Problem: In full and without alteration, repeat the material.
-- START Data for this task --
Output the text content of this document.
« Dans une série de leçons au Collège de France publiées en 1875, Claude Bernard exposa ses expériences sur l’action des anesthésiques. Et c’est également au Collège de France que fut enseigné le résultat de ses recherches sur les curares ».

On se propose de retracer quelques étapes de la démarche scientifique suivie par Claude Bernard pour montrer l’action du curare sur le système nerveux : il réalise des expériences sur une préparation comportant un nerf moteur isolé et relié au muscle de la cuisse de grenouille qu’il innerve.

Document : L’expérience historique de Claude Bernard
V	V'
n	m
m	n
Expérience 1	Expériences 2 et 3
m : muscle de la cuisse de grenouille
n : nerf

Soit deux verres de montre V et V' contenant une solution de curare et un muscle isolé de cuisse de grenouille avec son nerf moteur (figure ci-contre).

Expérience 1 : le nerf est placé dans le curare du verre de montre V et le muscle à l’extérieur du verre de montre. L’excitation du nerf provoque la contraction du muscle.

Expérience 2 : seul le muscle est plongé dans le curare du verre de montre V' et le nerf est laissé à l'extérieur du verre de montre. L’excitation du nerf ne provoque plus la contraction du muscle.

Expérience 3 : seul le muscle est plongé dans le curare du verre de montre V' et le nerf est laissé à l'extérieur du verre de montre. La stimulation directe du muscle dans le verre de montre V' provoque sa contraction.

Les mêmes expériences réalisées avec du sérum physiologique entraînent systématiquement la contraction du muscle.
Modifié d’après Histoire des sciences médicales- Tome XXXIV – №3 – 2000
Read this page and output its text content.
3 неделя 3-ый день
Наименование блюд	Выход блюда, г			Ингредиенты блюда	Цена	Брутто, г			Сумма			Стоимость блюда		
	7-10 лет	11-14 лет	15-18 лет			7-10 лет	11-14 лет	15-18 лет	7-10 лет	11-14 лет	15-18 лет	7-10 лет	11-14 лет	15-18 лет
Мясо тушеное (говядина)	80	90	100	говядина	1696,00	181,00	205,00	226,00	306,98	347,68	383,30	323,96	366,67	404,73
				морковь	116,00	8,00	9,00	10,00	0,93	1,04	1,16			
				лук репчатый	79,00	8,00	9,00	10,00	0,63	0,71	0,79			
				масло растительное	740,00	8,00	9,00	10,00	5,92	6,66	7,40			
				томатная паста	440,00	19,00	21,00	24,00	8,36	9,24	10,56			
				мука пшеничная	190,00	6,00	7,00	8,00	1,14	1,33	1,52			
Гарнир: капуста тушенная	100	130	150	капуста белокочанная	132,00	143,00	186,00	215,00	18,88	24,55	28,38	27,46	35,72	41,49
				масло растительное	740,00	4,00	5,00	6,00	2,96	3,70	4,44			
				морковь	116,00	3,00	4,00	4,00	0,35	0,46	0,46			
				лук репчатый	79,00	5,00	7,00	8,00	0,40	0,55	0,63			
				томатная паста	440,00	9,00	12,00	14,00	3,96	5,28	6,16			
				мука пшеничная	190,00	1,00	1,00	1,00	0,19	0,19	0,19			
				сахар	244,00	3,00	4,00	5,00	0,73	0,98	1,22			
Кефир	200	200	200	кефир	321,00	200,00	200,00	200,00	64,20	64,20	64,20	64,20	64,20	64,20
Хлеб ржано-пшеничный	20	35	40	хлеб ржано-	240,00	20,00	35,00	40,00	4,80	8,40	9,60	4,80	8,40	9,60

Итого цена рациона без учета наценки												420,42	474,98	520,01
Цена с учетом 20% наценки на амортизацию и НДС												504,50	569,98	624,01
-- END Data for this task --
Reply to the exercise:
Output the text content of this document.
« Dans une série de leçons au Collège de France publiées en 1875, Claude Bernard exposa ses expériences sur l’action des anesthésiques. Et c’est également au Collège de France que fut enseigné le résultat de ses recherches sur les curares ».

On se propose de retracer quelques étapes de la démarche scientifique suivie par Claude Bernard pour montrer l’action du curare sur le système nerveux : il réalise des expériences sur une préparation comportant un nerf moteur isolé et relié au muscle de la cuisse de grenouille qu’il innerve.

Document : L’expérience historique de Claude Bernard
V	V'
n	m
m	n
Expérience 1	Expériences 2 et 3
m : muscle de la cuisse de grenouille
n : nerf

Soit deux verres de montre V et V' contenant une solution de curare et un muscle isolé de cuisse de grenouille avec son nerf moteur (figure ci-contre).

Expérience 1 : le nerf est placé dans le curare du verre de montre V et le muscle à l’extérieur du verre de montre. L’excitation du nerf provoque la contraction du muscle.

Expérience 2 : seul le muscle est plongé dans le curare du verre de montre V' et le nerf est laissé à l'extérieur du verre de montre. L’excitation du nerf ne provoque plus la contraction du muscle.

Expérience 3 : seul le muscle est plongé dans le curare du verre de montre V' et le nerf est laissé à l'extérieur du verre de montre. La stimulation directe du muscle dans le verre de montre V' provoque sa contraction.

Les mêmes expériences réalisées avec du sérum physiologique entraînent systématiquement la contraction du muscle.
Modifié d’après Histoire des sciences médicales- Tome XXXIV – №3 – 2000
Read this page and output its text content.
3 неделя 3-ый день
Наименование блюд	Выход блюда, г			Ингредиенты блюда	Цена	Брутто, г			Сумма			Стоимость блюда		
	7-10 лет	11-14 лет	15-18 лет			7-10 лет	11-14 лет	15-18 лет	7-10 лет	11-14 лет	15-18 лет	7-10 лет	11-14 лет	15-18 лет
Мясо тушеное (говядина)	80	90	100	говядина	1696,00	181,00	205,00	226,00	306,98	347,68	383,30	323,96	366,67	404,73
				морковь	116,00	8,00	9,00	10,00	0,93	1,04	1,16			
				лук репчатый	79,00	8,00	9,00	10,00	0,63	0,71	0,79			
				масло растительное	740,00	8,00	9,00	10,00	5,92	6,66	7,40			
				томатная паста	440,00	19,00	21,00	24,00	8,36	9,24	10,56			
				мука пшеничная	190,00	6,00	7,00	8,00	1,14	1,33	1,52			
Гарнир: капуста тушенная	100	130	150	капуста белокочанная	132,00	143,00	186,00	215,00	18,88	24,55	28,38	27,46	35,72	41,49
				масло растительное	740,00	4,00	5,00	6,00	2,96	3,70	4,44			
				морковь	116,00	3,00	4,00	4,00	0,35	0,46	0,46			
				лук репчатый	79,00	5,00	7,00	8,00	0,40	0,55	0,63			
				томатная паста	440,00	9,00	12,00	14,00	3,96	5,28	6,16			
				мука пшеничная	190,00	1,00	1,00	1,00	0,19	0,19	0,19			
				сахар	244,00	3,00	4,00	5,00	0,73	0,98	1,22			
Кефир	200	200	200	кефир	321,00	200,00	200,00	200,00	64,20	64,20	64,20	64,20	64,20	64,20
Хлеб ржано-пшеничный	20	35	40	хлеб ржано-	240,00	20,00	35,00	40,00	4,80	8,40	9,60	4,80	8,40	9,60

Итого цена рациона без учета наценки												420,42	474,98	520,01
Цена с учетом 20% наценки на амортизацию и НДС												504,50	569,98	624,01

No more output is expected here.